Copy out all of the data below with no alterations.

─── Supplied records ───

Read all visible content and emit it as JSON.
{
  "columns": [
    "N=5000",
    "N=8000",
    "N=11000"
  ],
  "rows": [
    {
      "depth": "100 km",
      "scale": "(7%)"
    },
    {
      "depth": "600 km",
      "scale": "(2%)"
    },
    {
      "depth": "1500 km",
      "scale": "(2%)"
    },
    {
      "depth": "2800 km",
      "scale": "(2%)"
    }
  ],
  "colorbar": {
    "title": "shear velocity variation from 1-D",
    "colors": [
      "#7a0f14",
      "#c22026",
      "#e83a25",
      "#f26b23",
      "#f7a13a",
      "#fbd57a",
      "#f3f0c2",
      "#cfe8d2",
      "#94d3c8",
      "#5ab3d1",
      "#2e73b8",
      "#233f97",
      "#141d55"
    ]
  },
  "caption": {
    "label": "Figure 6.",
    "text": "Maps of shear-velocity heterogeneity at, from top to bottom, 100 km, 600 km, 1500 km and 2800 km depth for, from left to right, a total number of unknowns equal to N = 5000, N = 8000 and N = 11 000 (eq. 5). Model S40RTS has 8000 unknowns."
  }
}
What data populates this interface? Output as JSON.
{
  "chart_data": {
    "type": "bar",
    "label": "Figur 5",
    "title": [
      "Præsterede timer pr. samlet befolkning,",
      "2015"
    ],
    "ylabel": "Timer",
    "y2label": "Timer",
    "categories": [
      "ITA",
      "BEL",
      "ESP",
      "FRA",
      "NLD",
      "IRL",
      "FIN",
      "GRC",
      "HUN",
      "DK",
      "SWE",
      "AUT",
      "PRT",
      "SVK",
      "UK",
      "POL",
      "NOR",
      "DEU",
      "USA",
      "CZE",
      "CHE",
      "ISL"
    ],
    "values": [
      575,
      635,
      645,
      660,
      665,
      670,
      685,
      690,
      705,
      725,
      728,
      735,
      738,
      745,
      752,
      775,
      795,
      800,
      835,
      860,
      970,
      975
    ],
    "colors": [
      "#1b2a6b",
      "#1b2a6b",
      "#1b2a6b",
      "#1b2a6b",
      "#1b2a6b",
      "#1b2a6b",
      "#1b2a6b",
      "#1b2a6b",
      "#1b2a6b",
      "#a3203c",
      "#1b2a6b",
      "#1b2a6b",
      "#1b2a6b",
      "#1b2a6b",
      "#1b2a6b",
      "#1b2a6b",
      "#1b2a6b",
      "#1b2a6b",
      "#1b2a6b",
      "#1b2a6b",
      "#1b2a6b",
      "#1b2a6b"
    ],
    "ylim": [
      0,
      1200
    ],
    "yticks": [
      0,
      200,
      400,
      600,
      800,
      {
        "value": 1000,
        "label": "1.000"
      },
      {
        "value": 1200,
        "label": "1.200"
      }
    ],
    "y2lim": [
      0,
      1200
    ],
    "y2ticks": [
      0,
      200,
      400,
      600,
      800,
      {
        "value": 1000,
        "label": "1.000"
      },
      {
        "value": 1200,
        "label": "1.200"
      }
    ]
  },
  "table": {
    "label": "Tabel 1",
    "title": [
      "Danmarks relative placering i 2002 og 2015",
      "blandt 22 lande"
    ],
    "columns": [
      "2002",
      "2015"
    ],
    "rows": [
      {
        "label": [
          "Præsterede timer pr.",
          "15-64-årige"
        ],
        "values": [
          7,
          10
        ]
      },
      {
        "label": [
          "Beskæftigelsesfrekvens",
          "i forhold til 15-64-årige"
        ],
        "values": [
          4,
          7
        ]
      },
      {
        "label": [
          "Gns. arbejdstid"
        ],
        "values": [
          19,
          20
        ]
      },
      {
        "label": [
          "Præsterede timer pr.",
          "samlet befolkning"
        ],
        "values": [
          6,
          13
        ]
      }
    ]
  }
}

───

Completed exercise ->
Read all visible content and emit it as JSON.
{
  "columns": [
    "N=5000",
    "N=8000",
    "N=11000"
  ],
  "rows": [
    {
      "depth": "100 km",
      "scale": "(7%)"
    },
    {
      "depth": "600 km",
      "scale": "(2%)"
    },
    {
      "depth": "1500 km",
      "scale": "(2%)"
    },
    {
      "depth": "2800 km",
      "scale": "(2%)"
    }
  ],
  "colorbar": {
    "title": "shear velocity variation from 1-D",
    "colors": [
      "#7a0f14",
      "#c22026",
      "#e83a25",
      "#f26b23",
      "#f7a13a",
      "#fbd57a",
      "#f3f0c2",
      "#cfe8d2",
      "#94d3c8",
      "#5ab3d1",
      "#2e73b8",
      "#233f97",
      "#141d55"
    ]
  },
  "caption": {
    "label": "Figure 6.",
    "text": "Maps of shear-velocity heterogeneity at, from top to bottom, 100 km, 600 km, 1500 km and 2800 km depth for, from left to right, a total number of unknowns equal to N = 5000, N = 8000 and N = 11 000 (eq. 5). Model S40RTS has 8000 unknowns."
  }
}
What data populates this interface? Output as JSON.
{
  "chart_data": {
    "type": "bar",
    "label": "Figur 5",
    "title": [
      "Præsterede timer pr. samlet befolkning,",
      "2015"
    ],
    "ylabel": "Timer",
    "y2label": "Timer",
    "categories": [
      "ITA",
      "BEL",
      "ESP",
      "FRA",
      "NLD",
      "IRL",
      "FIN",
      "GRC",
      "HUN",
      "DK",
      "SWE",
      "AUT",
      "PRT",
      "SVK",
      "UK",
      "POL",
      "NOR",
      "DEU",
      "USA",
      "CZE",
      "CHE",
      "ISL"
    ],
    "values": [
      575,
      635,
      645,
      660,
      665,
      670,
      685,
      690,
      705,
      725,
      728,
      735,
      738,
      745,
      752,
      775,
      795,
      800,
      835,
      860,
      970,
      975
    ],
    "colors": [
      "#1b2a6b",
      "#1b2a6b",
      "#1b2a6b",
      "#1b2a6b",
      "#1b2a6b",
      "#1b2a6b",
      "#1b2a6b",
      "#1b2a6b",
      "#1b2a6b",
      "#a3203c",
      "#1b2a6b",
      "#1b2a6b",
      "#1b2a6b",
      "#1b2a6b",
      "#1b2a6b",
      "#1b2a6b",
      "#1b2a6b",
      "#1b2a6b",
      "#1b2a6b",
      "#1b2a6b",
      "#1b2a6b",
      "#1b2a6b"
    ],
    "ylim": [
      0,
      1200
    ],
    "yticks": [
      0,
      200,
      400,
      600,
      800,
      {
        "value": 1000,
        "label": "1.000"
      },
      {
        "value": 1200,
        "label": "1.200"
      }
    ],
    "y2lim": [
      0,
      1200
    ],
    "y2ticks": [
      0,
      200,
      400,
      600,
      800,
      {
        "value": 1000,
        "label": "1.000"
      },
      {
        "value": 1200,
        "label": "1.200"
      }
    ]
  },
  "table": {
    "label": "Tabel 1",
    "title": [
      "Danmarks relative placering i 2002 og 2015",
      "blandt 22 lande"
    ],
    "columns": [
      "2002",
      "2015"
    ],
    "rows": [
      {
        "label": [
          "Præsterede timer pr.",
          "15-64-årige"
        ],
        "values": [
          7,
          10
        ]
      },
      {
        "label": [
          "Beskæftigelsesfrekvens",
          "i forhold til 15-64-årige"
        ],
        "values": [
          4,
          7
        ]
      },
      {
        "label": [
          "Gns. arbejdstid"
        ],
        "values": [
          19,
          20
        ]
      },
      {
        "label": [
          "Præsterede timer pr.",
          "samlet befolkning"
        ],
        "values": [
          6,
          13
        ]
      }
    ]
  }
}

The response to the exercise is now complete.